━━━ Data section

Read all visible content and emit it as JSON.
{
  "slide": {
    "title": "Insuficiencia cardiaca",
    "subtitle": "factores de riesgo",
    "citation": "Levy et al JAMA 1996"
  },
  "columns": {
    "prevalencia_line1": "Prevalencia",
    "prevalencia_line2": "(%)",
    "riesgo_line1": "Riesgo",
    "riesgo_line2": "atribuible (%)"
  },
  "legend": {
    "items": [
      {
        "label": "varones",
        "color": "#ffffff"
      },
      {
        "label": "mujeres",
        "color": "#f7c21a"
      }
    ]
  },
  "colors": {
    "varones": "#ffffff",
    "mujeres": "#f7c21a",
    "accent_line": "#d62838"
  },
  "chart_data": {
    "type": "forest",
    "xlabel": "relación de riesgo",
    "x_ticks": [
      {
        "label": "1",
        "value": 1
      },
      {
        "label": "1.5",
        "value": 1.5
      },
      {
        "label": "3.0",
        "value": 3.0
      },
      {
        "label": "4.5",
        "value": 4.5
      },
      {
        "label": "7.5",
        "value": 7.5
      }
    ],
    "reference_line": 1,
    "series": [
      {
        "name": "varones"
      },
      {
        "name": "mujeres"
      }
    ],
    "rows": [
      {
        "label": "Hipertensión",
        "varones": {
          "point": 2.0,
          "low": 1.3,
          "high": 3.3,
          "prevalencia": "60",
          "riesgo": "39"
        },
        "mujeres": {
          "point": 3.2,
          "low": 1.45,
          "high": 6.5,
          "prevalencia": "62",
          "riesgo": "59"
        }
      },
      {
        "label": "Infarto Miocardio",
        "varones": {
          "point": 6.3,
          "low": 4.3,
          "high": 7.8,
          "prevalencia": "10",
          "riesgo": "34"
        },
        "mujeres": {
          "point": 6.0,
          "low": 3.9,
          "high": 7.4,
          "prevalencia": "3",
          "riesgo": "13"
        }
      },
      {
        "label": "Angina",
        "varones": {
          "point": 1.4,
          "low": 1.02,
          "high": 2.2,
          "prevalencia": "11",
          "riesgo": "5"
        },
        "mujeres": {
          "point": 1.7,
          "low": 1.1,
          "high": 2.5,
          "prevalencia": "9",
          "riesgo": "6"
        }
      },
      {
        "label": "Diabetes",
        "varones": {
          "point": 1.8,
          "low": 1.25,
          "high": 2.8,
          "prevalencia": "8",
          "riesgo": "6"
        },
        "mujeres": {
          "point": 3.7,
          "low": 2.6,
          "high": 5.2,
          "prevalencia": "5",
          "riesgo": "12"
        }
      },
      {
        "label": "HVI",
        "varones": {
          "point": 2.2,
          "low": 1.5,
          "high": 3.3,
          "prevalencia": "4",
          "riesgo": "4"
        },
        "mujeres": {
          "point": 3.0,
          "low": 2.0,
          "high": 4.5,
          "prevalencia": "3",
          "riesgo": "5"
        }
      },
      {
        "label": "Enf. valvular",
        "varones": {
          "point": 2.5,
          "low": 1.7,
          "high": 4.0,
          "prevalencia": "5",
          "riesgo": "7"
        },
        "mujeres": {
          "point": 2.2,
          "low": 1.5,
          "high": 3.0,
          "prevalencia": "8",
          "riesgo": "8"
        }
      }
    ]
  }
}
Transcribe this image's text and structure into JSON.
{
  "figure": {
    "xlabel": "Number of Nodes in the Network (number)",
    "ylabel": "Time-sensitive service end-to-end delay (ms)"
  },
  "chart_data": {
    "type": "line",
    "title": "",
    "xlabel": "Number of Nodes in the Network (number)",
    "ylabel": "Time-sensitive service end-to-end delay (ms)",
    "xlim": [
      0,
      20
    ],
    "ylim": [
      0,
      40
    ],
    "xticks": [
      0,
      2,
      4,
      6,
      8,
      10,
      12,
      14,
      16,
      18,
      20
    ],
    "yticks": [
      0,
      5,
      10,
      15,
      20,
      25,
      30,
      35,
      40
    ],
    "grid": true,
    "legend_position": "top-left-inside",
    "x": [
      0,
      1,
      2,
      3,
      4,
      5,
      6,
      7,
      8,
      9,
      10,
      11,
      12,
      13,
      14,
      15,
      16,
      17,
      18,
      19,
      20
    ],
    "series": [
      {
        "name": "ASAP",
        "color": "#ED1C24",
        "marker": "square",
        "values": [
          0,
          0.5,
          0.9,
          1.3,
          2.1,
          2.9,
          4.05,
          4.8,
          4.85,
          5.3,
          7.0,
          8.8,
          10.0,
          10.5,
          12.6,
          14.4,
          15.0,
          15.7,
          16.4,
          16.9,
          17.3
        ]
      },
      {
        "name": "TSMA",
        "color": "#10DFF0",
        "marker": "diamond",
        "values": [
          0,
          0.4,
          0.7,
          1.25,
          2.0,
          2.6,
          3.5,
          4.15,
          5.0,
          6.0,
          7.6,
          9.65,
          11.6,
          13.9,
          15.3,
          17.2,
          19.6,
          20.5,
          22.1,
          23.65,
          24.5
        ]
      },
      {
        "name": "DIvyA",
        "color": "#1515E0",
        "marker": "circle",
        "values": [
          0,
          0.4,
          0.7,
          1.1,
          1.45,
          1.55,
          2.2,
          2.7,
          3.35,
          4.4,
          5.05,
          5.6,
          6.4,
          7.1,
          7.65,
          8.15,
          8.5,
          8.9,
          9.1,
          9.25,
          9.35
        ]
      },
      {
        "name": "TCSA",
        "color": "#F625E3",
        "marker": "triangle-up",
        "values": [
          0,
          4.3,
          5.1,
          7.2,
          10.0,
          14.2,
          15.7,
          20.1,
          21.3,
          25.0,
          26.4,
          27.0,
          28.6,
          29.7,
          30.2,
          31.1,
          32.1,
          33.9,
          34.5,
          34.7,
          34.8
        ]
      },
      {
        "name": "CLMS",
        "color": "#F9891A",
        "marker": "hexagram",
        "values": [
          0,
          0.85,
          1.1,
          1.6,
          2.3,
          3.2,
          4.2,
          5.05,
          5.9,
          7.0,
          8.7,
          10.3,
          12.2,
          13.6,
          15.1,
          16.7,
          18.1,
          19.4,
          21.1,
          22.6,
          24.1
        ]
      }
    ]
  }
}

━━━━━━

### Prompt
Scan the listing above and copy all lines containing the word "Time".

### Task solution
    "ylabel": "Time-sensitive service end-to-end delay (ms)"
    "ylabel": "Time-sensitive service end-to-end delay (ms)",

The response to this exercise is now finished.